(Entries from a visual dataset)
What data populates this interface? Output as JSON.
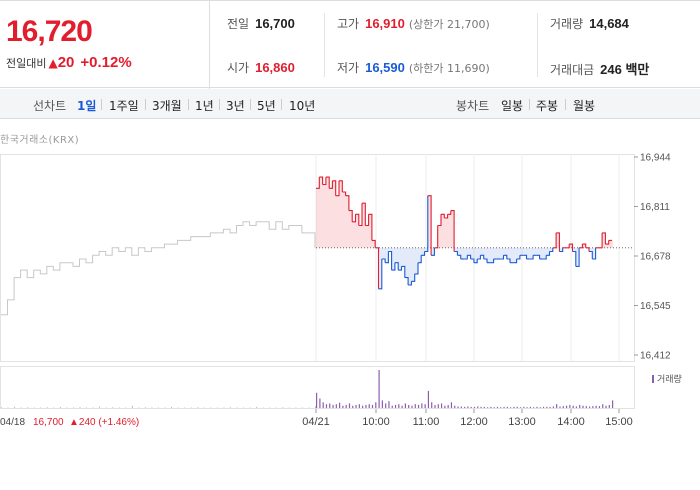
{
  "price": {
    "current": "16,720",
    "change_label": "전일대비",
    "change_arrow": "▲",
    "change_value": "20",
    "change_pct": "+0.12%"
  },
  "stats": {
    "prev_close_label": "전일",
    "prev_close": "16,700",
    "high_label": "고가",
    "high": "16,910",
    "upper_limit": "(상한가 21,700)",
    "volume_label": "거래량",
    "volume": "14,684",
    "open_label": "시가",
    "open": "16,860",
    "low_label": "저가",
    "low": "16,590",
    "lower_limit": "(하한가 11,690)",
    "value_label": "거래대금",
    "value": "246 백만"
  },
  "toolbar": {
    "line_label": "선차트",
    "line_periods": [
      "1일",
      "1주일",
      "3개월",
      "1년",
      "3년",
      "5년",
      "10년"
    ],
    "active_period": "1일",
    "candle_label": "봉차트",
    "candle_periods": [
      "일봉",
      "주봉",
      "월봉"
    ]
  },
  "source": "한국거래소(KRX)",
  "colors": {
    "up": "#e11d2e",
    "down": "#1a5bd6",
    "prev": "#c8c8c8",
    "volume": "#8a5fb0"
  },
  "chart_data": {
    "type": "line",
    "ylim": [
      16412,
      16944
    ],
    "y_ticks": [
      "16,944",
      "16,811",
      "16,678",
      "16,545",
      "16,412"
    ],
    "y_tick_values": [
      16944,
      16811,
      16678,
      16545,
      16412
    ],
    "x_ticks": [
      "04/21",
      "10:00",
      "11:00",
      "12:00",
      "13:00",
      "14:00",
      "15:00"
    ],
    "reference_price": 16700,
    "prev_day": {
      "date_label": "04/18",
      "summary_close": "16,700",
      "summary_change": "▲240 (+1.46%)",
      "values": [
        16520,
        16560,
        16620,
        16640,
        16620,
        16640,
        16630,
        16650,
        16640,
        16660,
        16660,
        16650,
        16670,
        16660,
        16680,
        16690,
        16680,
        16700,
        16690,
        16700,
        16680,
        16700,
        16690,
        16700,
        16700,
        16710,
        16710,
        16720,
        16720,
        16730,
        16730,
        16730,
        16740,
        16740,
        16750,
        16740,
        16760,
        16770,
        16760,
        16770,
        16770,
        16750,
        16770,
        16750,
        16760,
        16760,
        16740,
        16740,
        16700
      ]
    },
    "today": {
      "values": [
        16860,
        16890,
        16870,
        16890,
        16860,
        16880,
        16840,
        16880,
        16850,
        16840,
        16800,
        16770,
        16790,
        16760,
        16820,
        16760,
        16790,
        16720,
        16700,
        16590,
        16670,
        16660,
        16690,
        16640,
        16660,
        16640,
        16650,
        16620,
        16600,
        16610,
        16630,
        16660,
        16680,
        16690,
        16840,
        16680,
        16700,
        16760,
        16790,
        16780,
        16790,
        16800,
        16690,
        16680,
        16670,
        16670,
        16680,
        16670,
        16660,
        16670,
        16680,
        16670,
        16660,
        16660,
        16670,
        16670,
        16670,
        16680,
        16670,
        16660,
        16660,
        16670,
        16680,
        16680,
        16670,
        16670,
        16680,
        16680,
        16670,
        16670,
        16680,
        16690,
        16700,
        16740,
        16690,
        16700,
        16700,
        16710,
        16690,
        16650,
        16700,
        16710,
        16700,
        16690,
        16670,
        16700,
        16700,
        16740,
        16710,
        16720,
        16720
      ]
    },
    "volume": {
      "label": "거래량",
      "prev_day": [
        2,
        1,
        3,
        1,
        2,
        1,
        1,
        2,
        1,
        3,
        1,
        1,
        2,
        1,
        1,
        4,
        1,
        2,
        1,
        1,
        6,
        1,
        2,
        1,
        1,
        1,
        3,
        1,
        1,
        1,
        2,
        1,
        1,
        1,
        1,
        2,
        1,
        1,
        1,
        3,
        1,
        1,
        1,
        2,
        1,
        1,
        1,
        1,
        5
      ],
      "today": [
        40,
        25,
        15,
        10,
        12,
        8,
        10,
        14,
        6,
        8,
        12,
        6,
        8,
        10,
        6,
        8,
        10,
        8,
        15,
        100,
        20,
        12,
        18,
        6,
        8,
        10,
        6,
        12,
        8,
        6,
        10,
        8,
        12,
        10,
        45,
        15,
        8,
        10,
        12,
        6,
        8,
        15,
        6,
        4,
        4,
        3,
        4,
        3,
        3,
        4,
        3,
        3,
        2,
        3,
        2,
        3,
        2,
        3,
        3,
        2,
        3,
        3,
        2,
        3,
        2,
        3,
        2,
        3,
        2,
        3,
        3,
        3,
        4,
        10,
        4,
        5,
        6,
        8,
        6,
        4,
        8,
        6,
        5,
        4,
        5,
        6,
        5,
        10,
        6,
        8,
        20
      ]
    }
  }
}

* [WHAT IS REQUIRED] Write out each entry exactly as given, omitting any picture.

* [EXPECTED OUTPUT]
What data populates this interface? Output as JSON.
{
  "price": {
    "current": "16,720",
    "change_label": "전일대비",
    "change_arrow": "▲",
    "change_value": "20",
    "change_pct": "+0.12%"
  },
  "stats": {
    "prev_close_label": "전일",
    "prev_close": "16,700",
    "high_label": "고가",
    "high": "16,910",
    "upper_limit": "(상한가 21,700)",
    "volume_label": "거래량",
    "volume": "14,684",
    "open_label": "시가",
    "open": "16,860",
    "low_label": "저가",
    "low": "16,590",
    "lower_limit": "(하한가 11,690)",
    "value_label": "거래대금",
    "value": "246 백만"
  },
  "toolbar": {
    "line_label": "선차트",
    "line_periods": [
      "1일",
      "1주일",
      "3개월",
      "1년",
      "3년",
      "5년",
      "10년"
    ],
    "active_period": "1일",
    "candle_label": "봉차트",
    "candle_periods": [
      "일봉",
      "주봉",
      "월봉"
    ]
  },
  "source": "한국거래소(KRX)",
  "colors": {
    "up": "#e11d2e",
    "down": "#1a5bd6",
    "prev": "#c8c8c8",
    "volume": "#8a5fb0"
  },
  "chart_data": {
    "type": "line",
    "ylim": [
      16412,
      16944
    ],
    "y_ticks": [
      "16,944",
      "16,811",
      "16,678",
      "16,545",
      "16,412"
    ],
    "y_tick_values": [
      16944,
      16811,
      16678,
      16545,
      16412
    ],
    "x_ticks": [
      "04/21",
      "10:00",
      "11:00",
      "12:00",
      "13:00",
      "14:00",
      "15:00"
    ],
    "reference_price": 16700,
    "prev_day": {
      "date_label": "04/18",
      "summary_close": "16,700",
      "summary_change": "▲240 (+1.46%)",
      "values": [
        16520,
        16560,
        16620,
        16640,
        16620,
        16640,
        16630,
        16650,
        16640,
        16660,
        16660,
        16650,
        16670,
        16660,
        16680,
        16690,
        16680,
        16700,
        16690,
        16700,
        16680,
        16700,
        16690,
        16700,
        16700,
        16710,
        16710,
        16720,
        16720,
        16730,
        16730,
        16730,
        16740,
        16740,
        16750,
        16740,
        16760,
        16770,
        16760,
        16770,
        16770,
        16750,
        16770,
        16750,
        16760,
        16760,
        16740,
        16740,
        16700
      ]
    },
    "today": {
      "values": [
        16860,
        16890,
        16870,
        16890,
        16860,
        16880,
        16840,
        16880,
        16850,
        16840,
        16800,
        16770,
        16790,
        16760,
        16820,
        16760,
        16790,
        16720,
        16700,
        16590,
        16670,
        16660,
        16690,
        16640,
        16660,
        16640,
        16650,
        16620,
        16600,
        16610,
        16630,
        16660,
        16680,
        16690,
        16840,
        16680,
        16700,
        16760,
        16790,
        16780,
        16790,
        16800,
        16690,
        16680,
        16670,
        16670,
        16680,
        16670,
        16660,
        16670,
        16680,
        16670,
        16660,
        16660,
        16670,
        16670,
        16670,
        16680,
        16670,
        16660,
        16660,
        16670,
        16680,
        16680,
        16670,
        16670,
        16680,
        16680,
        16670,
        16670,
        16680,
        16690,
        16700,
        16740,
        16690,
        16700,
        16700,
        16710,
        16690,
        16650,
        16700,
        16710,
        16700,
        16690,
        16670,
        16700,
        16700,
        16740,
        16710,
        16720,
        16720
      ]
    },
    "volume": {
      "label": "거래량",
      "prev_day": [
        2,
        1,
        3,
        1,
        2,
        1,
        1,
        2,
        1,
        3,
        1,
        1,
        2,
        1,
        1,
        4,
        1,
        2,
        1,
        1,
        6,
        1,
        2,
        1,
        1,
        1,
        3,
        1,
        1,
        1,
        2,
        1,
        1,
        1,
        1,
        2,
        1,
        1,
        1,
        3,
        1,
        1,
        1,
        2,
        1,
        1,
        1,
        1,
        5
      ],
      "today": [
        40,
        25,
        15,
        10,
        12,
        8,
        10,
        14,
        6,
        8,
        12,
        6,
        8,
        10,
        6,
        8,
        10,
        8,
        15,
        100,
        20,
        12,
        18,
        6,
        8,
        10,
        6,
        12,
        8,
        6,
        10,
        8,
        12,
        10,
        45,
        15,
        8,
        10,
        12,
        6,
        8,
        15,
        6,
        4,
        4,
        3,
        4,
        3,
        3,
        4,
        3,
        3,
        2,
        3,
        2,
        3,
        2,
        3,
        3,
        2,
        3,
        3,
        2,
        3,
        2,
        3,
        2,
        3,
        2,
        3,
        3,
        3,
        4,
        10,
        4,
        5,
        6,
        8,
        6,
        4,
        8,
        6,
        5,
        4,
        5,
        6,
        5,
        10,
        6,
        8,
        20
      ]
    }
  }
}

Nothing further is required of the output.